## Dataset excerpt

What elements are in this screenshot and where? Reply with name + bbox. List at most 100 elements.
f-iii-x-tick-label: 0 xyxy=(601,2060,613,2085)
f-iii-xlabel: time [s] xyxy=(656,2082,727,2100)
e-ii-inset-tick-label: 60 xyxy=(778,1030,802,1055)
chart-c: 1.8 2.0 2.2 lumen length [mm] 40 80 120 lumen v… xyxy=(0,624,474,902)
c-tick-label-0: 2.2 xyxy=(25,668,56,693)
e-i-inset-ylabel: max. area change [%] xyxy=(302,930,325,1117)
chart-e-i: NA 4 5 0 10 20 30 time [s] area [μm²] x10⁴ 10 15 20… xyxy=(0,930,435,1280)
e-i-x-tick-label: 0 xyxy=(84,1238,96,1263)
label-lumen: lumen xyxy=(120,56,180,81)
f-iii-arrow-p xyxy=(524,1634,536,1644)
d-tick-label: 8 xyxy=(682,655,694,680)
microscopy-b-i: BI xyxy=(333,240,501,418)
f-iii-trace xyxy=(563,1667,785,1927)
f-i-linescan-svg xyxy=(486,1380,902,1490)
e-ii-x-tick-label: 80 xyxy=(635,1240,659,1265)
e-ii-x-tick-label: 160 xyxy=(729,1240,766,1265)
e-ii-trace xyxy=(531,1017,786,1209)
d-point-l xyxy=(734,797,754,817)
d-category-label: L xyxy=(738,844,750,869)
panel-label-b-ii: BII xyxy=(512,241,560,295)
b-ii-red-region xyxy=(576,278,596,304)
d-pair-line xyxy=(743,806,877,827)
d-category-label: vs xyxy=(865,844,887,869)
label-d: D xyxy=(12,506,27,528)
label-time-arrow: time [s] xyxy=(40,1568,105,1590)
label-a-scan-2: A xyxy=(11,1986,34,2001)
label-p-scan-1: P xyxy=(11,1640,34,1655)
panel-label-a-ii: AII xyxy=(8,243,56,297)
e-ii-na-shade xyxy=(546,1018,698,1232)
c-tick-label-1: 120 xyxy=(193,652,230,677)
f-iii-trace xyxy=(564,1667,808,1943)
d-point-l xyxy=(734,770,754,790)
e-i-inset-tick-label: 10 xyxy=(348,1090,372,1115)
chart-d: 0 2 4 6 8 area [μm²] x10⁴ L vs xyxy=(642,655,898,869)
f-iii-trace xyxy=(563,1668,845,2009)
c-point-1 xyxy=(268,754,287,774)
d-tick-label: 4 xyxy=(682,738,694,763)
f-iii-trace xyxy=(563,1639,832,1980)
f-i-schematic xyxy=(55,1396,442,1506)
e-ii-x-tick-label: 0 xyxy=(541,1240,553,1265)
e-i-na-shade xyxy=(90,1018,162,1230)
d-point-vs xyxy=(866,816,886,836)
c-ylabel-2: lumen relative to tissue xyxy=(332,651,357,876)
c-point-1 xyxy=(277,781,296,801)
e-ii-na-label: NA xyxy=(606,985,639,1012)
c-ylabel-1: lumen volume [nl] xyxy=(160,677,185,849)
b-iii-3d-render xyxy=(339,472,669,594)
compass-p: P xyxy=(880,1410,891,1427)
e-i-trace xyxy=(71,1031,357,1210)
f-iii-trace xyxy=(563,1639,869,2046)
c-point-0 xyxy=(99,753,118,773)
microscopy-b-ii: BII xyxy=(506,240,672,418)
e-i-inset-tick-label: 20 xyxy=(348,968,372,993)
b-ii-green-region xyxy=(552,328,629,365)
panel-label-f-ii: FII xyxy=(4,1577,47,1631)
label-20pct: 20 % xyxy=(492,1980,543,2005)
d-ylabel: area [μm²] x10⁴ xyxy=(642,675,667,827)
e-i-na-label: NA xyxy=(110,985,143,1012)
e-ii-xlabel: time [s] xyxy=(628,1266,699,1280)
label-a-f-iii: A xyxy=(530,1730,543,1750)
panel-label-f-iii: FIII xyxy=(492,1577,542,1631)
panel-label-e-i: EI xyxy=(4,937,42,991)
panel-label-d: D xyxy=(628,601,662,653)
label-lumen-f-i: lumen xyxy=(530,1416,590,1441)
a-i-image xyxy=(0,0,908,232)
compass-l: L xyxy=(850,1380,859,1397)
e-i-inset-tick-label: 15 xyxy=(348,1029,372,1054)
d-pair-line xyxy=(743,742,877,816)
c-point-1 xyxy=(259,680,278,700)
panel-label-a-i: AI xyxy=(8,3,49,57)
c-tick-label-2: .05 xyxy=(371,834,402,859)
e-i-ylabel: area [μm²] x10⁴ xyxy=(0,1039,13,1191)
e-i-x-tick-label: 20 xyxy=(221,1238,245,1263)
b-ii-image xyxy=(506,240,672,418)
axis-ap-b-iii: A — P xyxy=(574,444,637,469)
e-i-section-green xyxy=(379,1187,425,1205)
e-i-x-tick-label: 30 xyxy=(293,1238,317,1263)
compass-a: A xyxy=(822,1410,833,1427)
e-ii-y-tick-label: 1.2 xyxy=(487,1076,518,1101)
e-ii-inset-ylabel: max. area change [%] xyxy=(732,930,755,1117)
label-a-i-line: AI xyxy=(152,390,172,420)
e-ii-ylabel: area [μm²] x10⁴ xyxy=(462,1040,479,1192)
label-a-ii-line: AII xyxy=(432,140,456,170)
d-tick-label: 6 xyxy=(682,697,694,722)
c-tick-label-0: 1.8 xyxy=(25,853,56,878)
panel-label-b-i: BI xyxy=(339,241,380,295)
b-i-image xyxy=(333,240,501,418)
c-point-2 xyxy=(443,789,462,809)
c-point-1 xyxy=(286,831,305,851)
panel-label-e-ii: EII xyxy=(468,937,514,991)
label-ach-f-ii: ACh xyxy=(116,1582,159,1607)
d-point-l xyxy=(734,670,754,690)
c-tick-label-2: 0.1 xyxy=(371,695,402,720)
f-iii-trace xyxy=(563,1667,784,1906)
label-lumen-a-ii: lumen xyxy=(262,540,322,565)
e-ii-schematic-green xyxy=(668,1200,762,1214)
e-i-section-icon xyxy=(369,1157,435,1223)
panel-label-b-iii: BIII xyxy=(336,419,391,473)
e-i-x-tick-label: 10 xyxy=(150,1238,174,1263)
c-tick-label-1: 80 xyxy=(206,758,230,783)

...

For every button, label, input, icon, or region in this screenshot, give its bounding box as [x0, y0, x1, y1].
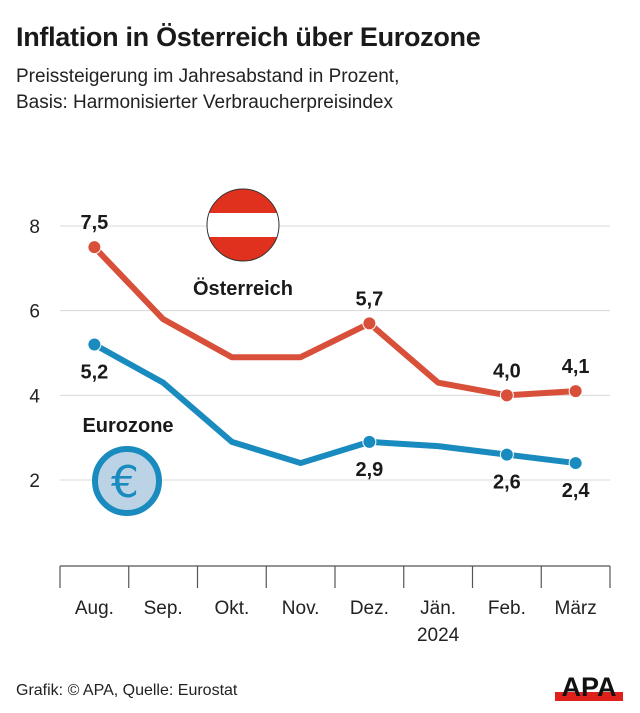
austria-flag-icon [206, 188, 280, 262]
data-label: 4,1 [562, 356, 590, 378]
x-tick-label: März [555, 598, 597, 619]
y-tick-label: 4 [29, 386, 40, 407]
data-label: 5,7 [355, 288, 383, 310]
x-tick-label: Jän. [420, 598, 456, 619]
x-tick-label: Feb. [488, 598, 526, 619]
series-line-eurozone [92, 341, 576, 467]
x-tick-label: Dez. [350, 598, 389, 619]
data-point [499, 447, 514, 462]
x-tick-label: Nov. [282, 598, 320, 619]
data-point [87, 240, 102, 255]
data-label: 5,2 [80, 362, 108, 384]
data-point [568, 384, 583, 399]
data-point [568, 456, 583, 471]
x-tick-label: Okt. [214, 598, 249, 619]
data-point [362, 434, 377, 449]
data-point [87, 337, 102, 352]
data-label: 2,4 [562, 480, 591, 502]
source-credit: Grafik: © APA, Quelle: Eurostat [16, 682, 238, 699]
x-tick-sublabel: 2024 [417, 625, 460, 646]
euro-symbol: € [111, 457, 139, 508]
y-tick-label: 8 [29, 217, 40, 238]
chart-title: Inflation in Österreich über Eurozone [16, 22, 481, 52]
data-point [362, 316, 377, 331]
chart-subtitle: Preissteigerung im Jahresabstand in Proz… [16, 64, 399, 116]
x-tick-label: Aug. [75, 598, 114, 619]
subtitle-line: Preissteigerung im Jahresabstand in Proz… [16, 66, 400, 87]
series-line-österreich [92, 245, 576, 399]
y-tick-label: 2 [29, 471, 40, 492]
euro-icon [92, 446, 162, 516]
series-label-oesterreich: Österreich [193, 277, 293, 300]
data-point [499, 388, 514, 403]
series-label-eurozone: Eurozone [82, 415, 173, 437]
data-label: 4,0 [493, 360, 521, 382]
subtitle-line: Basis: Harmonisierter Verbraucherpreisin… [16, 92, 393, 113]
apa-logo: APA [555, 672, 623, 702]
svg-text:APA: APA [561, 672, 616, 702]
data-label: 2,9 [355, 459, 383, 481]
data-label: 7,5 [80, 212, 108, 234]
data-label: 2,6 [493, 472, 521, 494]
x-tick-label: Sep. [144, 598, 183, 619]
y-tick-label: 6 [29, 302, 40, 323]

## What to work on
Extract the rows between the line containing "What elements are" and the line containing "chart-c: 1.8 2.0", inclusive, and repeat them exactly.

## Exercise output
What elements are in this screenshot and where? Reply with name + bbox. List at most 100 elements.
f-iii-x-tick-label: 0 xyxy=(601,2060,613,2085)
f-iii-xlabel: time [s] xyxy=(656,2082,727,2100)
e-ii-inset-tick-label: 60 xyxy=(778,1030,802,1055)
chart-c: 1.8 2.0 2.2 lumen length [mm] 40 80 120 lumen v… xyxy=(0,624,474,902)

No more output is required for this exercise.